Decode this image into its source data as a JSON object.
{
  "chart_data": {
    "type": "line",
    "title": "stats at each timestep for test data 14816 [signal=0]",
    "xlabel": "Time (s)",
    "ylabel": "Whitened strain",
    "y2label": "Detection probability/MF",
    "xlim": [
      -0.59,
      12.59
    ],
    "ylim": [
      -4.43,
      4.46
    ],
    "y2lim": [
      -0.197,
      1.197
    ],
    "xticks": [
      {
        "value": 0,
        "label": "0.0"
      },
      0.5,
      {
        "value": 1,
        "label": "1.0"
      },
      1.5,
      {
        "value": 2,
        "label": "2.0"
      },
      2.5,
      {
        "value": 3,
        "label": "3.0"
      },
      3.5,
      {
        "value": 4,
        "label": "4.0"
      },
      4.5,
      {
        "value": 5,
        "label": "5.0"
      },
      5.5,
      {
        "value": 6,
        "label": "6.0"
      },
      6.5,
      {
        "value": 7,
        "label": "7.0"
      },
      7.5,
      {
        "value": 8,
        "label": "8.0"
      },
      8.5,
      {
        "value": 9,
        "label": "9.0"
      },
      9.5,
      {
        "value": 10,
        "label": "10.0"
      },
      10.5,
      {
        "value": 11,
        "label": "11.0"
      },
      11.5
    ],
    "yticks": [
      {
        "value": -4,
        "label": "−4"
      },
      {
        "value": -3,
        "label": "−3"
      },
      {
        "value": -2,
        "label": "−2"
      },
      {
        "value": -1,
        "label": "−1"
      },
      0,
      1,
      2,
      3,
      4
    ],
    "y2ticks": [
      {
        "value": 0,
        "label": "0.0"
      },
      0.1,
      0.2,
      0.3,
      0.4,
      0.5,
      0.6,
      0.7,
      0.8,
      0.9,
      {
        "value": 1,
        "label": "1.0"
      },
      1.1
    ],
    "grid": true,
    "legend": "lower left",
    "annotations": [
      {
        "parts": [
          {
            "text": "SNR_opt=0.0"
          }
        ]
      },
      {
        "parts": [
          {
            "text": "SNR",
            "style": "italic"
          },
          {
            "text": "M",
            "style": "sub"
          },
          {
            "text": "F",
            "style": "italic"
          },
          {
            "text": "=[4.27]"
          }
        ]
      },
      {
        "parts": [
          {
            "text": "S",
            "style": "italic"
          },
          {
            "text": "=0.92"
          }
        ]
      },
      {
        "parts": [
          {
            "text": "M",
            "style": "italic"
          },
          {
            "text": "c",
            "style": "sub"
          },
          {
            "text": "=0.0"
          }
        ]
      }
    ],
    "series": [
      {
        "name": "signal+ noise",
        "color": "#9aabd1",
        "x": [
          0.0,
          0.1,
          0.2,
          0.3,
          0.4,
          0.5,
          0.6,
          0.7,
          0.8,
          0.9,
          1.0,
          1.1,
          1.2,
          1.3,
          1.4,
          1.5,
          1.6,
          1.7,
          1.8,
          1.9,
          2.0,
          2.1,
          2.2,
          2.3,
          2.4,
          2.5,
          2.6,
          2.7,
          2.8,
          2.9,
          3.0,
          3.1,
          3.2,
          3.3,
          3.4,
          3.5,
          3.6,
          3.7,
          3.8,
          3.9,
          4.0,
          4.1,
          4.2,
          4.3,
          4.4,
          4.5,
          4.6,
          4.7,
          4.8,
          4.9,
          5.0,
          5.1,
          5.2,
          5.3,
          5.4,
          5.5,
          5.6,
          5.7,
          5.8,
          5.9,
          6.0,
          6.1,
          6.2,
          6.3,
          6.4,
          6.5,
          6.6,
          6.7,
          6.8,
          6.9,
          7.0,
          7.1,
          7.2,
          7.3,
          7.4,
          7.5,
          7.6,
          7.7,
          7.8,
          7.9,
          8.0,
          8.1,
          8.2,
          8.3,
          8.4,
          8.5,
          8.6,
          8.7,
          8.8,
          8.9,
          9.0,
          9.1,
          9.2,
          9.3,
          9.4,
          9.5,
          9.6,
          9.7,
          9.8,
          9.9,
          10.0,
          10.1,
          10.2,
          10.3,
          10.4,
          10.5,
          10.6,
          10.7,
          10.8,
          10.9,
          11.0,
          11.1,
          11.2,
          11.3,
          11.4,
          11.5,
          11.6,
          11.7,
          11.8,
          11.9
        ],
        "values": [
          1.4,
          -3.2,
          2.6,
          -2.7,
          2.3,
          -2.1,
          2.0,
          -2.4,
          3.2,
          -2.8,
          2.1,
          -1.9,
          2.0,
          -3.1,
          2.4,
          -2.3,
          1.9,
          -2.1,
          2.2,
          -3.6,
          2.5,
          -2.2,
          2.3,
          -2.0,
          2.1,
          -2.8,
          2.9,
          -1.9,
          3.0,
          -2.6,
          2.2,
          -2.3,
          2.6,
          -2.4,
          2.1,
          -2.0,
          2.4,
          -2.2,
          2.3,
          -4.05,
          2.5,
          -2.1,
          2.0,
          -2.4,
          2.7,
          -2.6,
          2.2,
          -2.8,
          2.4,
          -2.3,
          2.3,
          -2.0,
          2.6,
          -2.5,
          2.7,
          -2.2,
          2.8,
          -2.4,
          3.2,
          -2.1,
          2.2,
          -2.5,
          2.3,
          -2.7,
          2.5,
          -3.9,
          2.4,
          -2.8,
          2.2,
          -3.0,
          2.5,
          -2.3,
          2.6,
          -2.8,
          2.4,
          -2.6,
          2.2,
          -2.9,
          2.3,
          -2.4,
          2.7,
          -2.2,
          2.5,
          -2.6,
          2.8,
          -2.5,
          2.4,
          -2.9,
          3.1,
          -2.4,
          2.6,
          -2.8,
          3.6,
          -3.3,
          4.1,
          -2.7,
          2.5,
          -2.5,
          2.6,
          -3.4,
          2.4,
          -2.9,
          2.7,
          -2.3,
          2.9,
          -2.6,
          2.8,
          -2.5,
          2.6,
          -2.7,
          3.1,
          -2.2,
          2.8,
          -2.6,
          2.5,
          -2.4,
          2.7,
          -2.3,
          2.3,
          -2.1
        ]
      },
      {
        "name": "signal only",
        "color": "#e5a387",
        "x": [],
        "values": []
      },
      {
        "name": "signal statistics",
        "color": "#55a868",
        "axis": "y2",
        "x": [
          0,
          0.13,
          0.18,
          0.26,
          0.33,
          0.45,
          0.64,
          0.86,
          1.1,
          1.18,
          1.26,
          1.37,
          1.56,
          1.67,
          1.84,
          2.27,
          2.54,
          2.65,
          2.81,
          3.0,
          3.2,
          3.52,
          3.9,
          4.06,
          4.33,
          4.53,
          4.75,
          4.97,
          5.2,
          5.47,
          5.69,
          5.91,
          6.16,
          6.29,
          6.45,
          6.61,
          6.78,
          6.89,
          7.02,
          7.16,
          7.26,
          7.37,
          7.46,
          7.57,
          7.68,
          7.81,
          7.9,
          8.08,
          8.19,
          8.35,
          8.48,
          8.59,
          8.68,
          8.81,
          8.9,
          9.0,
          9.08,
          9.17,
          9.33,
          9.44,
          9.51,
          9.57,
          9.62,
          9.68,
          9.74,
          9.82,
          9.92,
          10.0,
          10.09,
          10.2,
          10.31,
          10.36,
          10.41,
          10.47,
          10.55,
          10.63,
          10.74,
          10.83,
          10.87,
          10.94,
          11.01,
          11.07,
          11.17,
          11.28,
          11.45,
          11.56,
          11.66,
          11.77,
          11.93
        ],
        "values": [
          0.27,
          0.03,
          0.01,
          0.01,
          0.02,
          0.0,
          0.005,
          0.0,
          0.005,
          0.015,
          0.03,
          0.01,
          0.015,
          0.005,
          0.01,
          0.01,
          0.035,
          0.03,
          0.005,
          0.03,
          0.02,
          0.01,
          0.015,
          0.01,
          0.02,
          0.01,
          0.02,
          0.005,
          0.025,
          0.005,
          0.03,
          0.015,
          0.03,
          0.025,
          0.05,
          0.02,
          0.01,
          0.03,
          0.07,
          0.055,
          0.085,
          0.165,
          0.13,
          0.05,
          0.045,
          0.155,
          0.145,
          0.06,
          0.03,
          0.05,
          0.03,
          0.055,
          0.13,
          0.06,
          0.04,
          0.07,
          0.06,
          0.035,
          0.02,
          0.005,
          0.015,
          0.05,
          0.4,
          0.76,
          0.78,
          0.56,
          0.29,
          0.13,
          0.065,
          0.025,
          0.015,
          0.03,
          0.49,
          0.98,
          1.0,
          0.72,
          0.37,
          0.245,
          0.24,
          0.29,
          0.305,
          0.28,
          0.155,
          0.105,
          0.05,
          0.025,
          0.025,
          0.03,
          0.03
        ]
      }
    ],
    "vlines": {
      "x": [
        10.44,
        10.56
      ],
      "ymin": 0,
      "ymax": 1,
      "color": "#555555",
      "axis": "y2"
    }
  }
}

## DIRECTIVE:
How many lines in these entries contain the string "signal"? State the number and nothing more.

## COMPLETED EXERCISE:
4